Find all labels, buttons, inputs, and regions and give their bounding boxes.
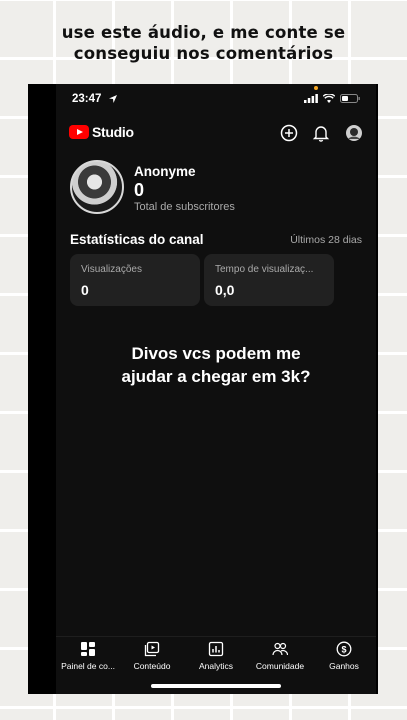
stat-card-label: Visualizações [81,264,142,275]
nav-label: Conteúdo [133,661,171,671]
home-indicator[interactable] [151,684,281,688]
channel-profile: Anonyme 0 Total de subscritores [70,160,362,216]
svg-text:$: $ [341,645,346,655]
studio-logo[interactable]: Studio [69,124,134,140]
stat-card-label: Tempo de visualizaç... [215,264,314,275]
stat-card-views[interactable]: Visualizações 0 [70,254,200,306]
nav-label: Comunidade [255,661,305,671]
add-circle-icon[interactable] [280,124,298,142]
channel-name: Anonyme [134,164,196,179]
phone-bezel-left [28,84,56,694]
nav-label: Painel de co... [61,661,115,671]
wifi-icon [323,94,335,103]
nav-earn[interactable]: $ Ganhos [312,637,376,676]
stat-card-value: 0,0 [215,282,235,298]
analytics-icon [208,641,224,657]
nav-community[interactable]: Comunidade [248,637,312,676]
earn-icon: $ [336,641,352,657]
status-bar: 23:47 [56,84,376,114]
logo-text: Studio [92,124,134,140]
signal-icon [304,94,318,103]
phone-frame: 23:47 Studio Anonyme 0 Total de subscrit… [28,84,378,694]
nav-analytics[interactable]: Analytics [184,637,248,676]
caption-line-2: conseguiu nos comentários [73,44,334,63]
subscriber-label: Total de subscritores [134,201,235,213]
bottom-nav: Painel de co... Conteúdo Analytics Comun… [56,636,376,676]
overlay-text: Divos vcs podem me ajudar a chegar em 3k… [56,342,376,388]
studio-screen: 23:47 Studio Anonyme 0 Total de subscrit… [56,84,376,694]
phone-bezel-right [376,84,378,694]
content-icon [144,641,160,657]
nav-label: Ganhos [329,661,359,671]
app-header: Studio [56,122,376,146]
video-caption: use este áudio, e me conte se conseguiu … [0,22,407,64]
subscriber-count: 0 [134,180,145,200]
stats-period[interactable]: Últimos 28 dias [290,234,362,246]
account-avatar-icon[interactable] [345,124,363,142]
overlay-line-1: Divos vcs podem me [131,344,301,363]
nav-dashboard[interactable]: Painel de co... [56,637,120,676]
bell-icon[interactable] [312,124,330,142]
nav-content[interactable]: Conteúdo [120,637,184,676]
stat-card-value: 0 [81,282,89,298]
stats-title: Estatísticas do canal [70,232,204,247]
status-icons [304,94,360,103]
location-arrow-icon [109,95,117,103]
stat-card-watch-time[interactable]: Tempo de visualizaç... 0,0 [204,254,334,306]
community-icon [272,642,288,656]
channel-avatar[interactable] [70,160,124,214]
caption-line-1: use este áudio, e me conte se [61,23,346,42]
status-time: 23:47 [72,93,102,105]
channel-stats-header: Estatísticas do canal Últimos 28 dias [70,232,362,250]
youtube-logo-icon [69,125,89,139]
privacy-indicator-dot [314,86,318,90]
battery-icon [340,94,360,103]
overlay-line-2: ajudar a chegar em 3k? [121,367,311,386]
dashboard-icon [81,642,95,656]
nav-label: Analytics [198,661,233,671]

**What you have to do:** Render the lines above as a numbered list with blank lines dropped and the picture left out.

**Solution to this task:**
1. Find all labels, buttons, inputs, and regions and give their bounding boxes.
2. stat-card-label: Visualizações [81,264,142,275]
3. nav-label: Conteúdo [133,661,171,671]
4. home-indicator[interactable] [151,684,281,688]
5. channel-profile: Anonyme 0 Total de subscritores [70,160,362,216]
6. svg-text:$: $ [341,645,346,655]
7. studio-logo[interactable]: Studio [69,124,134,140]
8. stat-card-label: Tempo de visualizaç... [215,264,314,275]
9. stat-card-views[interactable]: Visualizações 0 [70,254,200,306]
10. nav-label: Comunidade [255,661,305,671]
11. add-circle-icon[interactable] [280,124,298,142]
12. channel-name: Anonyme [134,164,196,179]
13. phone-bezel-left [28,84,56,694]
14. nav-label: Painel de co... [61,661,115,671]
15. wifi-icon [323,94,335,103]
16. nav-earn[interactable]: $ Ganhos [312,637,376,676]
17. stat-card-value: 0,0 [215,282,235,298]
18. analytics-icon [208,641,224,657]
19. nav-community[interactable]: Comunidade [248,637,312,676]
20. earn-icon: $ [336,641,352,657]
21. status-bar: 23:47 [56,84,376,114]
22. logo-text: Studio [92,124,134,140]
23. signal-icon [304,94,318,103]
24. phone-frame: 23:47 Studio Anonyme 0 Total de subscrit… [28,84,378,694]
25. nav-analytics[interactable]: Analytics [184,637,248,676]
26. caption-line-2: conseguiu nos comentários [73,44,334,63]
27. subscriber-label: Total de subscritores [134,201,235,213]
28. bottom-nav: Painel de co... Conteúdo Analytics Comun… [56,636,376,676]
29. overlay-text: Divos vcs podem me ajudar a chegar em 3k… [56,342,376,388]
30. studio-screen: 23:47 Studio Anonyme 0 Total de subscrit… [56,84,376,694]
31. phone-bezel-right [376,84,378,694]
32. content-icon [144,641,160,657]
33. nav-label: Ganhos [329,661,359,671]
34. app-header: Studio [56,122,376,146]
35. video-caption: use este áudio, e me conte se conseguiu … [0,22,407,64]
36. subscriber-count: 0 [134,180,145,200]
37. stats-period[interactable]: Últimos 28 dias [290,234,362,246]
38. account-avatar-icon[interactable] [345,124,363,142]
39. overlay-line-1: Divos vcs podem me [131,344,301,363]
40. nav-dashboard[interactable]: Painel de co... [56,637,120,676]
41. bell-icon[interactable] [312,124,330,142]
42. nav-content[interactable]: Conteúdo [120,637,184,676]
43. stat-card-value: 0 [81,282,89,298]
44. stats-title: Estatísticas do canal [70,232,204,247]
45. status-icons [304,94,360,103]
46. location-arrow-icon [109,95,117,103]
47. stat-card-watch-time[interactable]: Tempo de visualizaç... 0,0 [204,254,334,306]
48. community-icon [272,642,288,656]
49. channel-avatar[interactable] [70,160,124,214]
50. caption-line-1: use este áudio, e me conte se [61,23,346,42]
51. status-time: 23:47 [72,93,102,105]
52. channel-stats-header: Estatísticas do canal Últimos 28 dias [70,232,362,250]
53. youtube-logo-icon [69,125,89,139]
54. privacy-indicator-dot [314,86,318,90]
55. battery-icon [340,94,360,103]
56. overlay-line-2: ajudar a chegar em 3k? [121,367,311,386]
57. dashboard-icon [81,642,95,656]
58. nav-label: Analytics [198,661,233,671]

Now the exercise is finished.